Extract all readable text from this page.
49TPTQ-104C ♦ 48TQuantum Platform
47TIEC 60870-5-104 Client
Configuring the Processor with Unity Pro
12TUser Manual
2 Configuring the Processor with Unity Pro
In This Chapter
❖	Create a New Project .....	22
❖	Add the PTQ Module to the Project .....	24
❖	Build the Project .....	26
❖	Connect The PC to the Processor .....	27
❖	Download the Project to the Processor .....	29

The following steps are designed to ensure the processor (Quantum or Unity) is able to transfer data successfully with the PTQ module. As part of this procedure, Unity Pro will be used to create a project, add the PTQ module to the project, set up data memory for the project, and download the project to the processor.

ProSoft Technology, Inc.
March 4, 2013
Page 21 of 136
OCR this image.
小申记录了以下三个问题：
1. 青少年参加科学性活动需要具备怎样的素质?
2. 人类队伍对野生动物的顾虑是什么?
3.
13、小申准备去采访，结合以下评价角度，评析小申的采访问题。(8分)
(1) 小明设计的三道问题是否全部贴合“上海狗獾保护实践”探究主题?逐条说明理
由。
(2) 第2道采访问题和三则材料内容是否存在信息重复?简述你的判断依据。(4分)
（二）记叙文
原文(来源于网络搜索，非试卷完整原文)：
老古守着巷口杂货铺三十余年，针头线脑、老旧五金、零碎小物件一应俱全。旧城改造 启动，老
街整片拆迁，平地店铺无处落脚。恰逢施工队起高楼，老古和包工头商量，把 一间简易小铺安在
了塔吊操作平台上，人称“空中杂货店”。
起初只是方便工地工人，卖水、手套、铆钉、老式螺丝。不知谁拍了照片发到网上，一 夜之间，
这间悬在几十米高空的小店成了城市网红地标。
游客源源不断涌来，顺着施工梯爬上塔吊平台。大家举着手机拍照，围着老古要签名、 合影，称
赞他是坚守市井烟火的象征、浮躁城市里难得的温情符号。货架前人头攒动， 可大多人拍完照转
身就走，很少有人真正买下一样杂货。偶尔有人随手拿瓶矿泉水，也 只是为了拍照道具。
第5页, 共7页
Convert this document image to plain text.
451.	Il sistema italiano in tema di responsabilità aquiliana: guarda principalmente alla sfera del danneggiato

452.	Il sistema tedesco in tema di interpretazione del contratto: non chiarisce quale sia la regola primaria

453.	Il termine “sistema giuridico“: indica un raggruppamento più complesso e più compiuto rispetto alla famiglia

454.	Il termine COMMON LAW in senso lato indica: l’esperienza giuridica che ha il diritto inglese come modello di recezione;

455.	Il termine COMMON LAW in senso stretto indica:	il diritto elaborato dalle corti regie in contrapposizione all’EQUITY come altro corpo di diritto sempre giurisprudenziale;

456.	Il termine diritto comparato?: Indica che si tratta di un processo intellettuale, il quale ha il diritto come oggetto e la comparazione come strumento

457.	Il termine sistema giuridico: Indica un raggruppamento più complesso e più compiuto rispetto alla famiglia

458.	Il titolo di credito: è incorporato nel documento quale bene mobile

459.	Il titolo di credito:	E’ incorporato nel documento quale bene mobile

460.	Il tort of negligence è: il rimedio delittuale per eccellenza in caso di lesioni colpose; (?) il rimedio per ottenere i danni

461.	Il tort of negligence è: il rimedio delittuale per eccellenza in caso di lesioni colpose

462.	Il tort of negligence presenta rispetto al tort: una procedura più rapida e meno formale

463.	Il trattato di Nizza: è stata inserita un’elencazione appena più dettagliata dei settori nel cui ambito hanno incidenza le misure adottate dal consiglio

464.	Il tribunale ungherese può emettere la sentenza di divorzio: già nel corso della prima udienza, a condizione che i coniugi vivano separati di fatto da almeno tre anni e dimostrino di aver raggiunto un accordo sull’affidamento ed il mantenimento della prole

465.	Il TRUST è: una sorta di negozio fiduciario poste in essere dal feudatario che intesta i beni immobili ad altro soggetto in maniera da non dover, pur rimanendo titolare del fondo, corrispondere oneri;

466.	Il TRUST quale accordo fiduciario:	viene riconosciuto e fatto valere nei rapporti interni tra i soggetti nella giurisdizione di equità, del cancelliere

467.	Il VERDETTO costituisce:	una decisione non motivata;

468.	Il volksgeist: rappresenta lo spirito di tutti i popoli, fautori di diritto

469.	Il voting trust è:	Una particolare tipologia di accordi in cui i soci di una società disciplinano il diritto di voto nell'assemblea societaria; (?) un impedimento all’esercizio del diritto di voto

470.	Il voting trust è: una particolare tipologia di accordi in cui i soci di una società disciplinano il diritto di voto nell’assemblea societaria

◇ ◇ ◇ ◇

GIVEN EXERCISE:
All of the data above should be transcribed exactly.

ANSWER TO THIS PROBLEM:
Extract all readable text from this page.
49TPTQ-104C ♦ 48TQuantum Platform
47TIEC 60870-5-104 Client
Configuring the Processor with Unity Pro
12TUser Manual
2 Configuring the Processor with Unity Pro
In This Chapter
❖	Create a New Project .....	22
❖	Add the PTQ Module to the Project .....	24
❖	Build the Project .....	26
❖	Connect The PC to the Processor .....	27
❖	Download the Project to the Processor .....	29

The following steps are designed to ensure the processor (Quantum or Unity) is able to transfer data successfully with the PTQ module. As part of this procedure, Unity Pro will be used to create a project, add the PTQ module to the project, set up data memory for the project, and download the project to the processor.

ProSoft Technology, Inc.
March 4, 2013
Page 21 of 136
OCR this image.
小申记录了以下三个问题：
1. 青少年参加科学性活动需要具备怎样的素质?
2. 人类队伍对野生动物的顾虑是什么?
3.
13、小申准备去采访，结合以下评价角度，评析小申的采访问题。(8分)
(1) 小明设计的三道问题是否全部贴合“上海狗獾保护实践”探究主题?逐条说明理
由。
(2) 第2道采访问题和三则材料内容是否存在信息重复?简述你的判断依据。(4分)
（二）记叙文
原文(来源于网络搜索，非试卷完整原文)：
老古守着巷口杂货铺三十余年，针头线脑、老旧五金、零碎小物件一应俱全。旧城改造 启动，老
街整片拆迁，平地店铺无处落脚。恰逢施工队起高楼，老古和包工头商量，把 一间简易小铺安在
了塔吊操作平台上，人称“空中杂货店”。
起初只是方便工地工人，卖水、手套、铆钉、老式螺丝。不知谁拍了照片发到网上，一 夜之间，
这间悬在几十米高空的小店成了城市网红地标。
游客源源不断涌来，顺着施工梯爬上塔吊平台。大家举着手机拍照，围着老古要签名、 合影，称
赞他是坚守市井烟火的象征、浮躁城市里难得的温情符号。货架前人头攒动， 可大多人拍完照转
身就走，很少有人真正买下一样杂货。偶尔有人随手拿瓶矿泉水，也 只是为了拍照道具。
第5页, 共7页
Convert this document image to plain text.
451.	Il sistema italiano in tema di responsabilità aquiliana: guarda principalmente alla sfera del danneggiato

452.	Il sistema tedesco in tema di interpretazione del contratto: non chiarisce quale sia la regola primaria

453.	Il termine “sistema giuridico“: indica un raggruppamento più complesso e più compiuto rispetto alla famiglia

454.	Il termine COMMON LAW in senso lato indica: l’esperienza giuridica che ha il diritto inglese come modello di recezione;

455.	Il termine COMMON LAW in senso stretto indica:	il diritto elaborato dalle corti regie in contrapposizione all’EQUITY come altro corpo di diritto sempre giurisprudenziale;

456.	Il termine diritto comparato?: Indica che si tratta di un processo intellettuale, il quale ha il diritto come oggetto e la comparazione come strumento

457.	Il termine sistema giuridico: Indica un raggruppamento più complesso e più compiuto rispetto alla famiglia

458.	Il titolo di credito: è incorporato nel documento quale bene mobile

459.	Il titolo di credito:	E’ incorporato nel documento quale bene mobile

460.	Il tort of negligence è: il rimedio delittuale per eccellenza in caso di lesioni colpose; (?) il rimedio per ottenere i danni

461.	Il tort of negligence è: il rimedio delittuale per eccellenza in caso di lesioni colpose

462.	Il tort of negligence presenta rispetto al tort: una procedura più rapida e meno formale

463.	Il trattato di Nizza: è stata inserita un’elencazione appena più dettagliata dei settori nel cui ambito hanno incidenza le misure adottate dal consiglio

464.	Il tribunale ungherese può emettere la sentenza di divorzio: già nel corso della prima udienza, a condizione che i coniugi vivano separati di fatto da almeno tre anni e dimostrino di aver raggiunto un accordo sull’affidamento ed il mantenimento della prole

465.	Il TRUST è: una sorta di negozio fiduciario poste in essere dal feudatario che intesta i beni immobili ad altro soggetto in maniera da non dover, pur rimanendo titolare del fondo, corrispondere oneri;

466.	Il TRUST quale accordo fiduciario:	viene riconosciuto e fatto valere nei rapporti interni tra i soggetti nella giurisdizione di equità, del cancelliere

467.	Il VERDETTO costituisce:	una decisione non motivata;

468.	Il volksgeist: rappresenta lo spirito di tutti i popoli, fautori di diritto

469.	Il voting trust è:	Una particolare tipologia di accordi in cui i soci di una società disciplinano il diritto di voto nell'assemblea societaria; (?) un impedimento all’esercizio del diritto di voto

470.	Il voting trust è: una particolare tipologia di accordi in cui i soci di una società disciplinano il diritto di voto nell’assemblea societaria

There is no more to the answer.